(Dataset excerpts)
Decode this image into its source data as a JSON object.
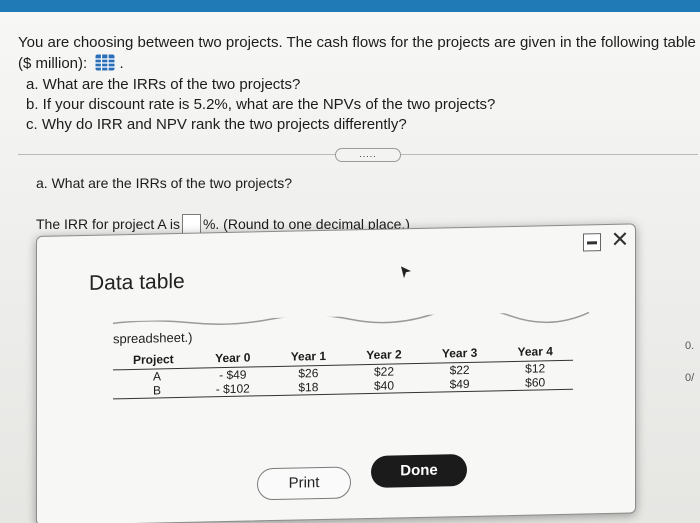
{
  "question": {
    "intro": "You are choosing between two projects. The cash flows for the projects are given in the following table ($ million):",
    "icon": "table-grid-icon",
    "icon_suffix": ".",
    "parts": [
      "a. What are the IRRs of the two projects?",
      "b. If your discount rate is 5.2%, what are the NPVs of the two projects?",
      "c. Why do IRR and NPV rank the two projects differently?"
    ],
    "more_button": "....."
  },
  "part_a": {
    "heading": "a. What are the IRRs of the two projects?",
    "irr_prefix": "The IRR for project A is",
    "irr_value": "",
    "irr_suffix": "%. (Round to one decimal place.)"
  },
  "modal": {
    "title": "Data table",
    "minimize_icon": "minimize-icon",
    "close_glyph": "✕",
    "spreadsheet_label": "spreadsheet.)",
    "table": {
      "headers": [
        "Project",
        "Year 0",
        "Year 1",
        "Year 2",
        "Year 3",
        "Year 4"
      ],
      "rows": [
        [
          "A",
          "- $49",
          "$26",
          "$22",
          "$22",
          "$12"
        ],
        [
          "B",
          "- $102",
          "$18",
          "$40",
          "$49",
          "$60"
        ]
      ]
    },
    "print_label": "Print",
    "done_label": "Done"
  },
  "edge": [
    "0.",
    "0/"
  ],
  "colors": {
    "topbar": "#1f7ab6",
    "icon_blue": "#2b6fb8",
    "done_bg": "#1b1b1b"
  }
}
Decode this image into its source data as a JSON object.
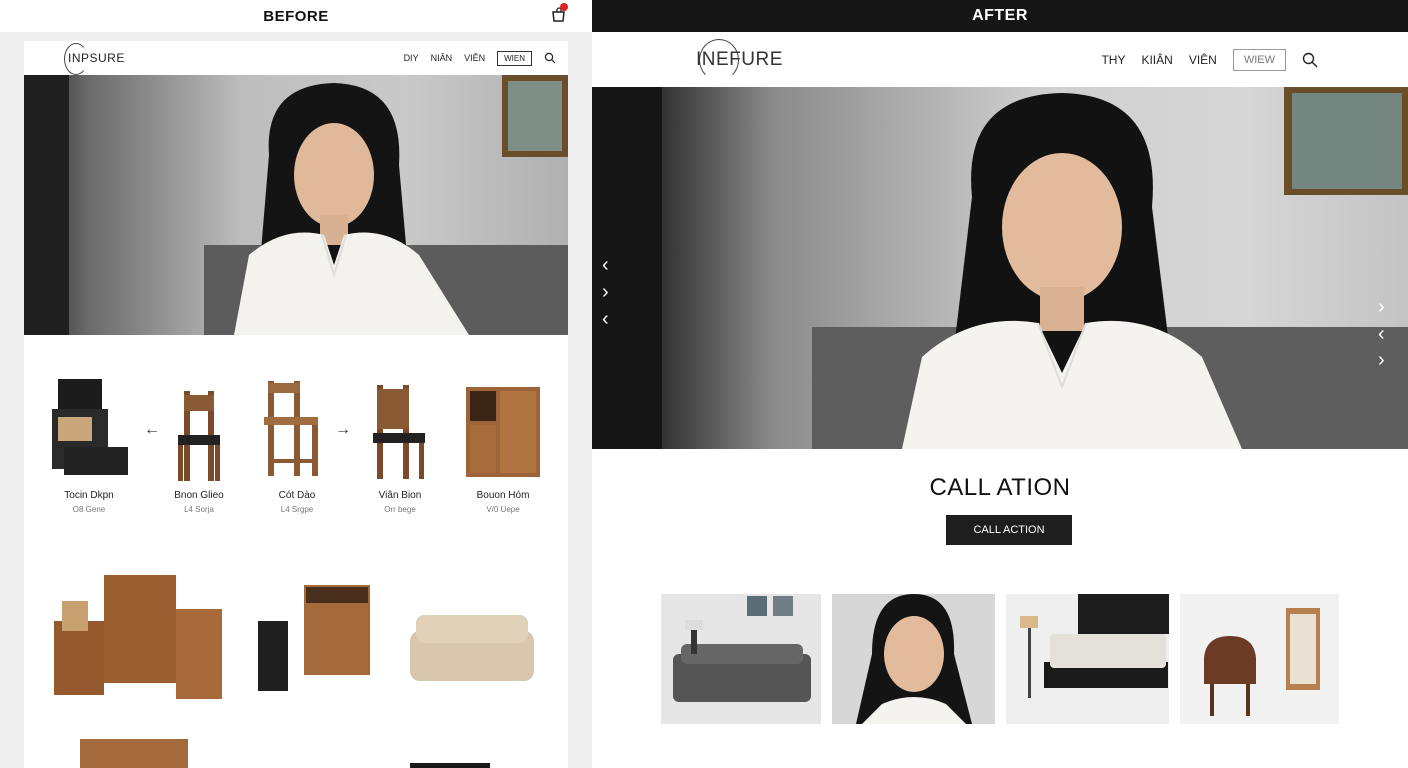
{
  "before": {
    "label": "BEFORE",
    "logo": "INPSURE",
    "nav": [
      "DIY",
      "NIÂN",
      "VIÊN"
    ],
    "nav_button": "WIEN",
    "products": [
      {
        "name": "Tocin Dkpn",
        "sub": "O8 Gene"
      },
      {
        "name": "Bnon Glieo",
        "sub": "L4 Sorja"
      },
      {
        "name": "Cót Dào",
        "sub": "L4 Srgpe"
      },
      {
        "name": "Viân Bion",
        "sub": "Orr bege"
      },
      {
        "name": "Bouon Hóm",
        "sub": "V/0 Uepe"
      }
    ]
  },
  "after": {
    "label": "AFTER",
    "logo": "INEFURE",
    "nav": [
      "THY",
      "KIIÂN",
      "VIÊN"
    ],
    "nav_button": "WIEW",
    "cta_title": "CALL ATION",
    "cta_button": "CALL ACTION"
  },
  "icons": [
    "cart-icon",
    "search-icon",
    "chevron-left-icon",
    "chevron-right-icon",
    "arrow-left-icon",
    "arrow-right-icon"
  ],
  "colors": {
    "dark_bar": "#161616",
    "cta_button": "#1e1e1e",
    "badge": "#e02020",
    "wood": "#8a5a34"
  }
}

> **Your instructions**
Reproduce all of the entries word for word, skipping any pictures they hold.

> **Correct response**
Decode this image into its source data as a JSON object.
{
  "question": {
    "intro": "You are choosing between two projects. The cash flows for the projects are given in the following table ($ million):",
    "icon": "table-grid-icon",
    "icon_suffix": ".",
    "parts": [
      "a. What are the IRRs of the two projects?",
      "b. If your discount rate is 5.2%, what are the NPVs of the two projects?",
      "c. Why do IRR and NPV rank the two projects differently?"
    ],
    "more_button": "....."
  },
  "part_a": {
    "heading": "a. What are the IRRs of the two projects?",
    "irr_prefix": "The IRR for project A is",
    "irr_value": "",
    "irr_suffix": "%. (Round to one decimal place.)"
  },
  "modal": {
    "title": "Data table",
    "minimize_icon": "minimize-icon",
    "close_glyph": "✕",
    "spreadsheet_label": "spreadsheet.)",
    "table": {
      "headers": [
        "Project",
        "Year 0",
        "Year 1",
        "Year 2",
        "Year 3",
        "Year 4"
      ],
      "rows": [
        [
          "A",
          "- $49",
          "$26",
          "$22",
          "$22",
          "$12"
        ],
        [
          "B",
          "- $102",
          "$18",
          "$40",
          "$49",
          "$60"
        ]
      ]
    },
    "print_label": "Print",
    "done_label": "Done"
  },
  "edge": [
    "0.",
    "0/"
  ],
  "colors": {
    "topbar": "#1f7ab6",
    "icon_blue": "#2b6fb8",
    "done_bg": "#1b1b1b"
  }
}
Decode this image into its source data as a JSON object.
{
  "before": {
    "label": "BEFORE",
    "logo": "INPSURE",
    "nav": [
      "DIY",
      "NIÂN",
      "VIÊN"
    ],
    "nav_button": "WIEN",
    "products": [
      {
        "name": "Tocin Dkpn",
        "sub": "O8 Gene"
      },
      {
        "name": "Bnon Glieo",
        "sub": "L4 Sorja"
      },
      {
        "name": "Cót Dào",
        "sub": "L4 Srgpe"
      },
      {
        "name": "Viân Bion",
        "sub": "Orr bege"
      },
      {
        "name": "Bouon Hóm",
        "sub": "V/0 Uepe"
      }
    ]
  },
  "after": {
    "label": "AFTER",
    "logo": "INEFURE",
    "nav": [
      "THY",
      "KIIÂN",
      "VIÊN"
    ],
    "nav_button": "WIEW",
    "cta_title": "CALL ATION",
    "cta_button": "CALL ACTION"
  },
  "icons": [
    "cart-icon",
    "search-icon",
    "chevron-left-icon",
    "chevron-right-icon",
    "arrow-left-icon",
    "arrow-right-icon"
  ],
  "colors": {
    "dark_bar": "#161616",
    "cta_button": "#1e1e1e",
    "badge": "#e02020",
    "wood": "#8a5a34"
  }
}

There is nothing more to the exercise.